Set out every line bearing the string "this".
>> Start Material for the task
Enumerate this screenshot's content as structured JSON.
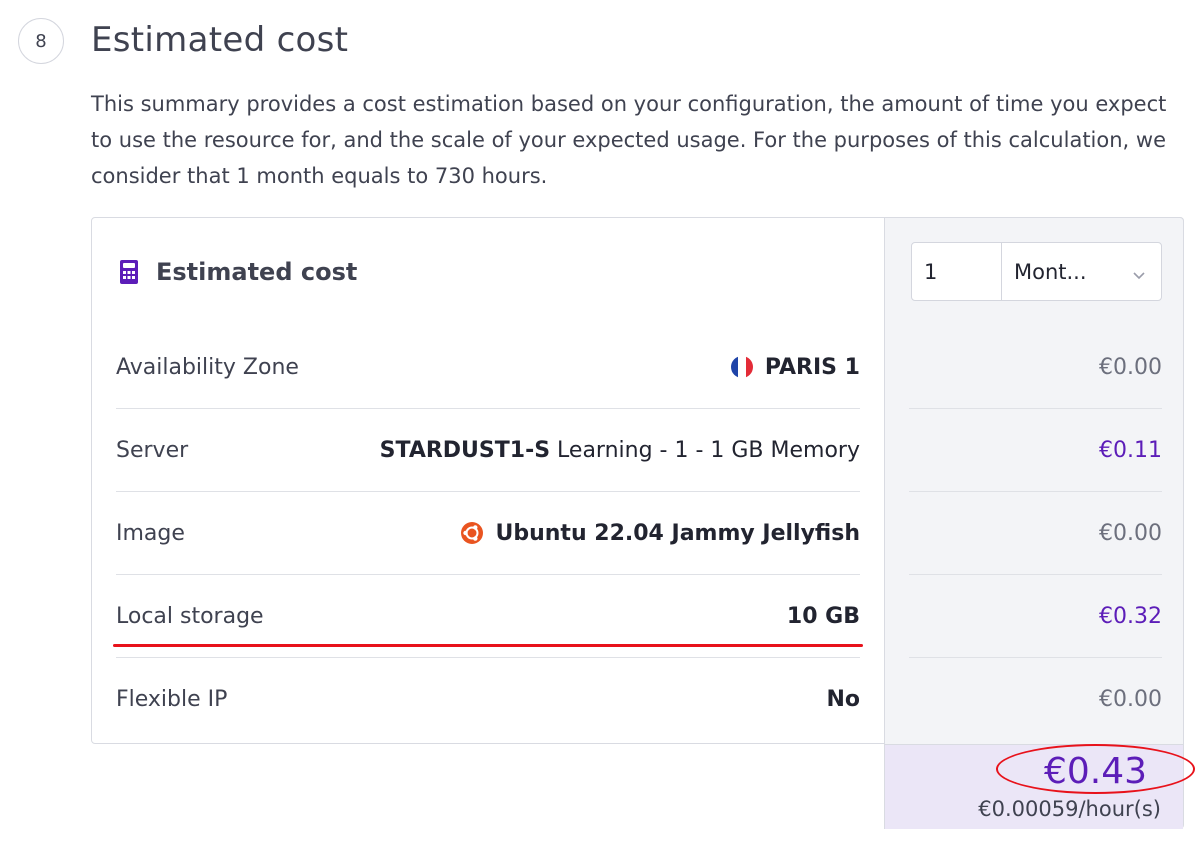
{
  "section": {
    "step_number": "8",
    "title": "Estimated cost",
    "description": "This summary provides a cost estimation based on your configuration, the amount of time you expect to use the resource for, and the scale of your expected usage. For the purposes of this calculation, we consider that 1 month equals to 730 hours."
  },
  "card": {
    "title": "Estimated cost",
    "icon": "calculator-icon",
    "rows": [
      {
        "label": "Availability Zone",
        "value": "PARIS 1",
        "icon": "france-flag-icon",
        "price": "€0.00"
      },
      {
        "label": "Server",
        "value_bold": "STARDUST1-S",
        "value_rest": " Learning - 1 - 1 GB Memory",
        "price": "€0.11"
      },
      {
        "label": "Image",
        "value": "Ubuntu 22.04 Jammy Jellyfish",
        "icon": "ubuntu-icon",
        "price": "€0.00"
      },
      {
        "label": "Local storage",
        "value": "10 GB",
        "price": "€0.32"
      },
      {
        "label": "Flexible IP",
        "value": "No",
        "price": "€0.00"
      }
    ]
  },
  "duration": {
    "value": "1",
    "unit": "Mont..."
  },
  "total": {
    "price": "€0.43",
    "hourly": "€0.00059/hour(s)"
  },
  "colors": {
    "accent": "#5c1db8",
    "annotation": "#e8121b",
    "total_bg": "#ebe6f7"
  }
}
>> End Material for the task
- **Finished exercise**:
Enumerate this screenshot's content as structured JSON.
    "description": "This summary provides a cost estimation based on your configuration, the amount of time you expect to use the resource for, and the scale of your expected usage. For the purposes of this calculation, we consider that 1 month equals to 730 hours."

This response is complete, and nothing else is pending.